Start of AVAILABLE DATA
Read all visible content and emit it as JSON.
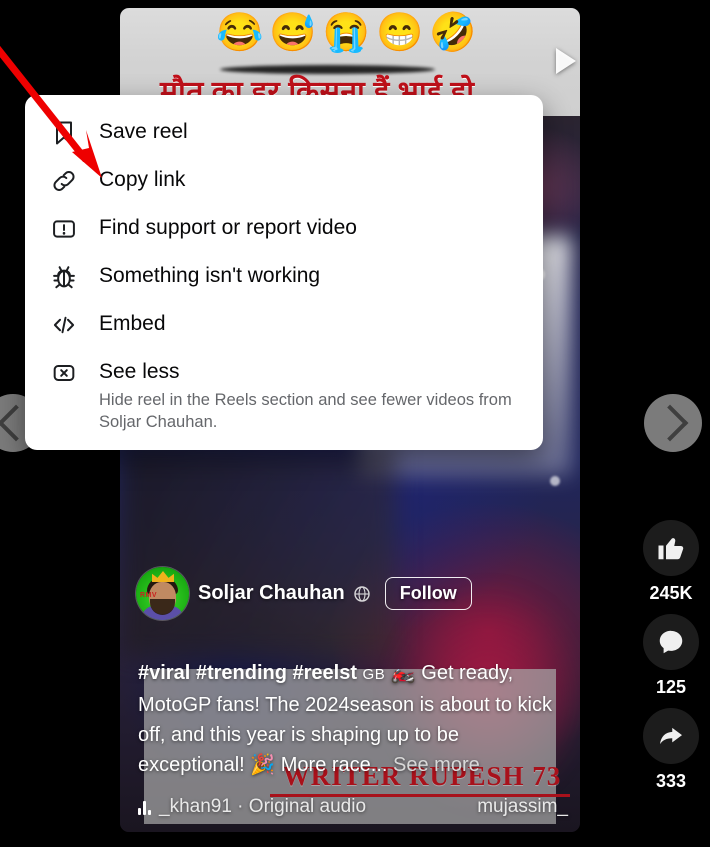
{
  "video": {
    "hindi_overlay": "मौत का हर किसना हैं भाई हो",
    "emojis": [
      "😂",
      "😅",
      "😭",
      "😁",
      "🤣"
    ],
    "watermark": "WRITER  RUPESH  73",
    "controls": {
      "play": "play-icon",
      "volume": "volume-icon",
      "more": "more-options-icon"
    }
  },
  "author": {
    "name": "Soljar Chauhan",
    "privacy_icon": "globe-icon",
    "follow_label": "Follow"
  },
  "caption": {
    "hashtags": "#viral #trending #reelst",
    "small_caps": "GB",
    "emoji_bike": "🏍️",
    "line1": " Get ready,",
    "body": "MotoGP fans! The 2024season is about to kick off, and this year is shaping up to be exceptional! ",
    "emoji_party": "🎉",
    "tail": " More race...",
    "see_more": "See more"
  },
  "audio": {
    "icon": "audio-wave-icon",
    "title": "_khan91 · Original audio",
    "right_label": "mujassim_"
  },
  "actions": [
    {
      "name": "like",
      "icon": "thumbs-up-icon",
      "count": "245K"
    },
    {
      "name": "comment",
      "icon": "comment-bubble-icon",
      "count": "125"
    },
    {
      "name": "share",
      "icon": "share-arrow-icon",
      "count": "333"
    }
  ],
  "nav": {
    "prev_icon": "chevron-left-icon",
    "next_icon": "chevron-right-icon"
  },
  "menu": {
    "items": [
      {
        "icon": "bookmark-icon",
        "label": "Save reel",
        "sub": ""
      },
      {
        "icon": "link-icon",
        "label": "Copy link",
        "sub": ""
      },
      {
        "icon": "exclamation-box-icon",
        "label": "Find support or report video",
        "sub": ""
      },
      {
        "icon": "bug-icon",
        "label": "Something isn't working",
        "sub": ""
      },
      {
        "icon": "code-brackets-icon",
        "label": "Embed",
        "sub": ""
      },
      {
        "icon": "close-box-icon",
        "label": "See less",
        "sub": "Hide reel in the Reels section and see fewer videos from Soljar Chauhan."
      }
    ]
  },
  "annotation": {
    "arrow_color": "#ee0000",
    "points_to": "Copy link"
  }
}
End of AVAILABLE DATA
(WHAT YOU SHOULD DO) Give the data again exactly, image-free.

(RESPONSE BELOW)
Read all visible content and emit it as JSON.
{
  "video": {
    "hindi_overlay": "मौत का हर किसना हैं भाई हो",
    "emojis": [
      "😂",
      "😅",
      "😭",
      "😁",
      "🤣"
    ],
    "watermark": "WRITER  RUPESH  73",
    "controls": {
      "play": "play-icon",
      "volume": "volume-icon",
      "more": "more-options-icon"
    }
  },
  "author": {
    "name": "Soljar Chauhan",
    "privacy_icon": "globe-icon",
    "follow_label": "Follow"
  },
  "caption": {
    "hashtags": "#viral #trending #reelst",
    "small_caps": "GB",
    "emoji_bike": "🏍️",
    "line1": " Get ready,",
    "body": "MotoGP fans! The 2024season is about to kick off, and this year is shaping up to be exceptional! ",
    "emoji_party": "🎉",
    "tail": " More race...",
    "see_more": "See more"
  },
  "audio": {
    "icon": "audio-wave-icon",
    "title": "_khan91 · Original audio",
    "right_label": "mujassim_"
  },
  "actions": [
    {
      "name": "like",
      "icon": "thumbs-up-icon",
      "count": "245K"
    },
    {
      "name": "comment",
      "icon": "comment-bubble-icon",
      "count": "125"
    },
    {
      "name": "share",
      "icon": "share-arrow-icon",
      "count": "333"
    }
  ],
  "nav": {
    "prev_icon": "chevron-left-icon",
    "next_icon": "chevron-right-icon"
  },
  "menu": {
    "items": [
      {
        "icon": "bookmark-icon",
        "label": "Save reel",
        "sub": ""
      },
      {
        "icon": "link-icon",
        "label": "Copy link",
        "sub": ""
      },
      {
        "icon": "exclamation-box-icon",
        "label": "Find support or report video",
        "sub": ""
      },
      {
        "icon": "bug-icon",
        "label": "Something isn't working",
        "sub": ""
      },
      {
        "icon": "code-brackets-icon",
        "label": "Embed",
        "sub": ""
      },
      {
        "icon": "close-box-icon",
        "label": "See less",
        "sub": "Hide reel in the Reels section and see fewer videos from Soljar Chauhan."
      }
    ]
  },
  "annotation": {
    "arrow_color": "#ee0000",
    "points_to": "Copy link"
  }
}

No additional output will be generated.